*Your goal*.
Starting at the line that has "List every element" and stopping after the line that has "Text: N: N <box>64 156 75 169</box>", write those rows out again in full, request line included, with every box coordinate in the answers raised by 116.

═══ Dataset rows

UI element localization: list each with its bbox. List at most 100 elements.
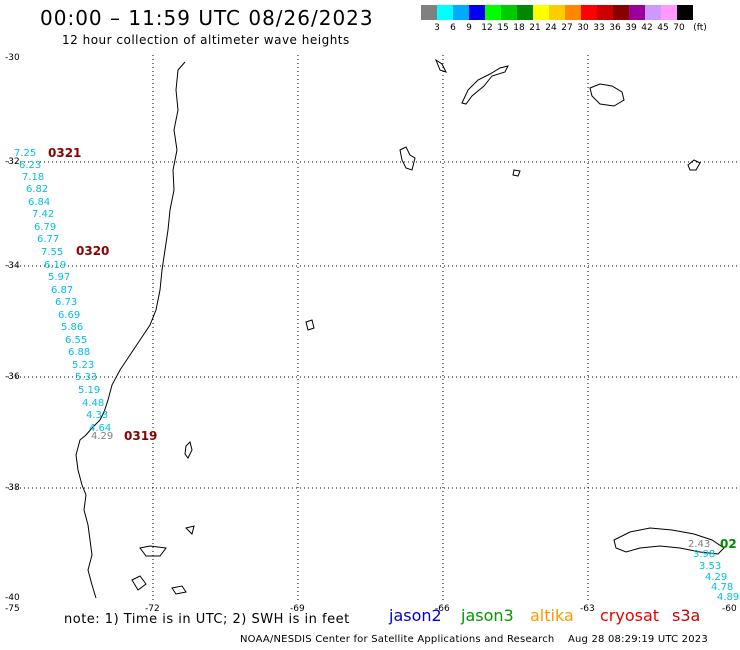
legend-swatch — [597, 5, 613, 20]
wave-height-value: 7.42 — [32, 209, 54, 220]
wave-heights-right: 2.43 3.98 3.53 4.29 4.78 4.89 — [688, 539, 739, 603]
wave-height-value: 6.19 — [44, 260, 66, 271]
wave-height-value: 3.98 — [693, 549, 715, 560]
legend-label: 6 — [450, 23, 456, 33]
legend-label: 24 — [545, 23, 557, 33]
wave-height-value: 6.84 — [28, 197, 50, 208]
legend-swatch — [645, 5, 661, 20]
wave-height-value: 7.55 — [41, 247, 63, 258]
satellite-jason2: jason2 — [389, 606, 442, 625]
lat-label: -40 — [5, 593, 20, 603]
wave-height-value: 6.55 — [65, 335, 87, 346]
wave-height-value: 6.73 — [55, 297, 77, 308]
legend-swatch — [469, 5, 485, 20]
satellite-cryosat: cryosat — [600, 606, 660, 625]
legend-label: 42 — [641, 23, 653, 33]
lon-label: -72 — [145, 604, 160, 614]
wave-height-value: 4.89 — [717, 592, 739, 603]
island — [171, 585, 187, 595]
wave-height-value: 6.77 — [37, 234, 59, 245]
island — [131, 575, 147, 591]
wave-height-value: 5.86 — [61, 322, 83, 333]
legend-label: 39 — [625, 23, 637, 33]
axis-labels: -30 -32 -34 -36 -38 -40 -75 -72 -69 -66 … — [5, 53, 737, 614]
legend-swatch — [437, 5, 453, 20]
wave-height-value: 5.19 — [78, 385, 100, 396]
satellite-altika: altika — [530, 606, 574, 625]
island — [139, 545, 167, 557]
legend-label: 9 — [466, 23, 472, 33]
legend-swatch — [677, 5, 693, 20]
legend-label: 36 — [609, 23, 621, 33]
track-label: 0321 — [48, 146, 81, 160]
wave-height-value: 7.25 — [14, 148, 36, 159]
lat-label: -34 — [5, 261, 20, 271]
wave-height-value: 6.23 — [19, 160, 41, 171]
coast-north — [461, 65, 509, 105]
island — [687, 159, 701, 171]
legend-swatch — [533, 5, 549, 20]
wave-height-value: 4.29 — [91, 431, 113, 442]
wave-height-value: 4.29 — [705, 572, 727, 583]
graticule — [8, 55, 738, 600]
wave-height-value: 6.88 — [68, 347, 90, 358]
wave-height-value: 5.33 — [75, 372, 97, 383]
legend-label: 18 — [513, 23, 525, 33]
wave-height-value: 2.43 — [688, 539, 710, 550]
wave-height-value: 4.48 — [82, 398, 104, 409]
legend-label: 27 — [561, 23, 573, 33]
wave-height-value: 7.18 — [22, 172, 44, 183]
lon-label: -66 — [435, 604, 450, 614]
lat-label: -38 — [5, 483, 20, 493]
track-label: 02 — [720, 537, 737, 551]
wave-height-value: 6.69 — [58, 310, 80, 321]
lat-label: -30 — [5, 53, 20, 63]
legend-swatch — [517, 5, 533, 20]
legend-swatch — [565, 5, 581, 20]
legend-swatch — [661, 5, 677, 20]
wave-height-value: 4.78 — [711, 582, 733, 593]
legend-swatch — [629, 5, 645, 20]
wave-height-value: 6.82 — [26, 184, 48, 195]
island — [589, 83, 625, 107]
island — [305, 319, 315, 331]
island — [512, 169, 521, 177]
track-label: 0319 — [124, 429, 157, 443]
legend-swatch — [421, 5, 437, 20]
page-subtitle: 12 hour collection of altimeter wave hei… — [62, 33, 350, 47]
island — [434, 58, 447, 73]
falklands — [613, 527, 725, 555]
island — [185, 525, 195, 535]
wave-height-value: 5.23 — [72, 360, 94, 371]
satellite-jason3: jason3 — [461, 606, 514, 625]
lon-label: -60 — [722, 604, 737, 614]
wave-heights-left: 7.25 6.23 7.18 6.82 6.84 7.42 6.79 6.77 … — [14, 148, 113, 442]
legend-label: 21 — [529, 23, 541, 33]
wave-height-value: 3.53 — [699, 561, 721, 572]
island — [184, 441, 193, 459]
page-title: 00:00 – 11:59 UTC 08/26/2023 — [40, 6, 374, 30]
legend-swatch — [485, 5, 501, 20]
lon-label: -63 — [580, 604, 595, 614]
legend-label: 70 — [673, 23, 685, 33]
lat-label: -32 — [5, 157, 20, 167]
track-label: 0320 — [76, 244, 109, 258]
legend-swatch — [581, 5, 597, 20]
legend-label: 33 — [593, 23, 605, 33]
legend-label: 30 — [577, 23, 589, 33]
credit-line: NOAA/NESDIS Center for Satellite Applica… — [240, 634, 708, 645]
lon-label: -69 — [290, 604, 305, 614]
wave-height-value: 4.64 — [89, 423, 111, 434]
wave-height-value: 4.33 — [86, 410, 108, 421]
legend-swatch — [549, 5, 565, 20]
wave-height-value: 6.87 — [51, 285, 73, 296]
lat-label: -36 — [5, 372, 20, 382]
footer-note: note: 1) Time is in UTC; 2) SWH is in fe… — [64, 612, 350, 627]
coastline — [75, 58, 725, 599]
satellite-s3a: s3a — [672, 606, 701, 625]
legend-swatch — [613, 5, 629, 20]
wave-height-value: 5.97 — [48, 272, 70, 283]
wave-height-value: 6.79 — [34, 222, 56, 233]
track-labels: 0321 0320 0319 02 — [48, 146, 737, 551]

══════
═══ Dataset rows

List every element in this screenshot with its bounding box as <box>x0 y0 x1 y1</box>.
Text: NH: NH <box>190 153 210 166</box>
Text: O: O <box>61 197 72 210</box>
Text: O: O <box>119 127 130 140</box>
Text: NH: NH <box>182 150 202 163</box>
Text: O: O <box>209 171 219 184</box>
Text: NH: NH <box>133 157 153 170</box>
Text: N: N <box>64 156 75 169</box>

══════

*Result*.
List every element in this screenshot with its bounding box as <box>x0 y0 x1 y1</box>.
Text: NH: NH <box>306 269 326 282</box>
Text: O: O <box>177 313 188 326</box>
Text: O: O <box>235 243 246 256</box>
Text: NH: NH <box>298 266 318 279</box>
Text: O: O <box>325 287 335 300</box>
Text: NH: NH <box>249 273 269 286</box>
Text: N: N <box>180 272 191 285</box>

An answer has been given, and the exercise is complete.